"""

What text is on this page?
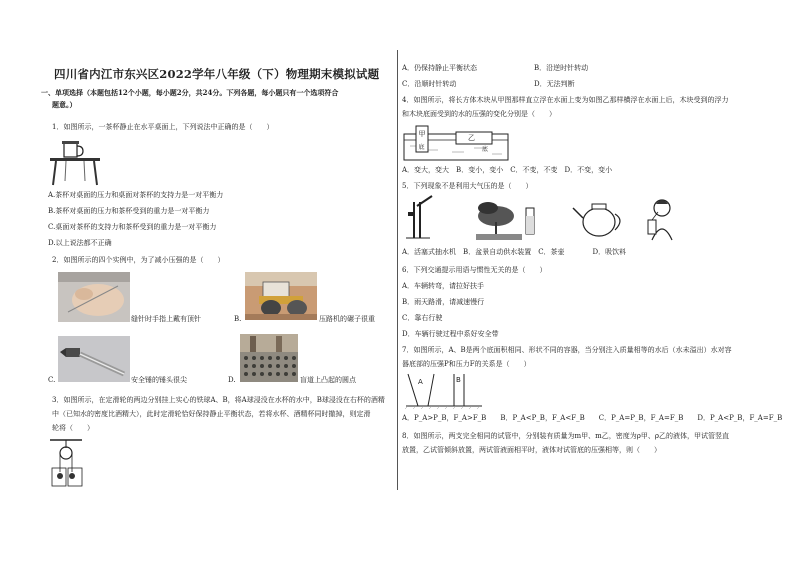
四川省内江市东兴区2022学年八年级（下）物理期末模拟试题
一、单项选择（本题包括12个小题，每小题2分，共24分。下列各题，每小题只有一个选项符合
题意。）
1．如图所示，一茶杯静止在水平桌面上，下列说法中正确的是（　　）
A.茶杯对桌面的压力和桌面对茶杯的支持力是一对平衡力
B.茶杯对桌面的压力和茶杯受到的重力是一对平衡力
C.桌面对茶杯的支持力和茶杯受到的重力是一对平衡力
D.以上说法都不正确
2．如图所示的四个实例中，为了减小压强的是（　　）
缝针时手指上戴有顶针	B.	压路机的碾子很重
C.	安全锤的锤头很尖	D.	盲道上凸起的圆点
3．如图所示，在定滑轮的两边分别挂上实心的铁球A、B，将A球浸没在水杯的水中，B球浸没在右杯的酒精
中（已知水的密度比酒精大），此时定滑轮恰好保持静止平衡状态，若将水杯、酒精杯同时撤掉，则定滑
轮将（　　）
A．仍保持静止平衡状态	B．沿逆时针转动
C．沿顺时针转动	D．无法判断
4．如图所示，将长方体木块从甲图那样直立浮在水面上变为如图乙那样横浮在水面上后，木块受到的浮力
和木块底面受到的水的压强的变化分别是（　　）
甲
底
乙
底
A．变大，变大　B．变小，变小　C．不变，不变　D．不变，变小
5．下列现象不是利用大气压的是（　　）
A．活塞式抽水机　B．盆景自动供水装置　C．茶壶　　　　D．吸饮料
6．下列交通提示用语与惯性无关的是（　　）
A．车辆转弯，请拉好扶手
B．雨天路滑，请减速慢行
C．靠右行驶
D．车辆行驶过程中系好安全带
7．如图所示，A、B是两个底面积相同、形状不同的容器，当分别注入质量相等的水后（水未溢出）水对容
器底部的压强P和压力F的关系是（　　）
A	B
A．P_A>P_B，F_A>F_B　　B．P_A<P_B，F_A<F_B　　C．P_A=P_B，F_A=F_B　　D．P_A<P_B，F_A=F_B
8．如图所示，两支完全相同的试管中，分别装有质量为m甲、m乙，密度为ρ甲、ρ乙的液体，甲试管竖直
放置，乙试管倾斜放置，两试管液面相平时，液体对试管底的压强相等，则（　　）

"""

◆ Aim of the task ◆
In the copy, include no pictures; restate the listing above exactly.

◆ Exercise result ◆
What text is on this page?
四川省内江市东兴区2022学年八年级（下）物理期末模拟试题
一、单项选择（本题包括12个小题，每小题2分，共24分。下列各题，每小题只有一个选项符合
题意。）
1．如图所示，一茶杯静止在水平桌面上，下列说法中正确的是（　　）
A.茶杯对桌面的压力和桌面对茶杯的支持力是一对平衡力
B.茶杯对桌面的压力和茶杯受到的重力是一对平衡力
C.桌面对茶杯的支持力和茶杯受到的重力是一对平衡力
D.以上说法都不正确
2．如图所示的四个实例中，为了减小压强的是（　　）
缝针时手指上戴有顶针	B.	压路机的碾子很重
C.	安全锤的锤头很尖	D.	盲道上凸起的圆点
3．如图所示，在定滑轮的两边分别挂上实心的铁球A、B，将A球浸没在水杯的水中，B球浸没在右杯的酒精
中（已知水的密度比酒精大），此时定滑轮恰好保持静止平衡状态，若将水杯、酒精杯同时撤掉，则定滑
轮将（　　）
A．仍保持静止平衡状态	B．沿逆时针转动
C．沿顺时针转动	D．无法判断
4．如图所示，将长方体木块从甲图那样直立浮在水面上变为如图乙那样横浮在水面上后，木块受到的浮力
和木块底面受到的水的压强的变化分别是（　　）
甲
底
乙
底
A．变大，变大　B．变小，变小　C．不变，不变　D．不变，变小
5．下列现象不是利用大气压的是（　　）
A．活塞式抽水机　B．盆景自动供水装置　C．茶壶　　　　D．吸饮料
6．下列交通提示用语与惯性无关的是（　　）
A．车辆转弯，请拉好扶手
B．雨天路滑，请减速慢行
C．靠右行驶
D．车辆行驶过程中系好安全带
7．如图所示，A、B是两个底面积相同、形状不同的容器，当分别注入质量相等的水后（水未溢出）水对容
器底部的压强P和压力F的关系是（　　）
A	B
A．P_A>P_B，F_A>F_B　　B．P_A<P_B，F_A<F_B　　C．P_A=P_B，F_A=F_B　　D．P_A<P_B，F_A=F_B
8．如图所示，两支完全相同的试管中，分别装有质量为m甲、m乙，密度为ρ甲、ρ乙的液体，甲试管竖直
放置，乙试管倾斜放置，两试管液面相平时，液体对试管底的压强相等，则（　　）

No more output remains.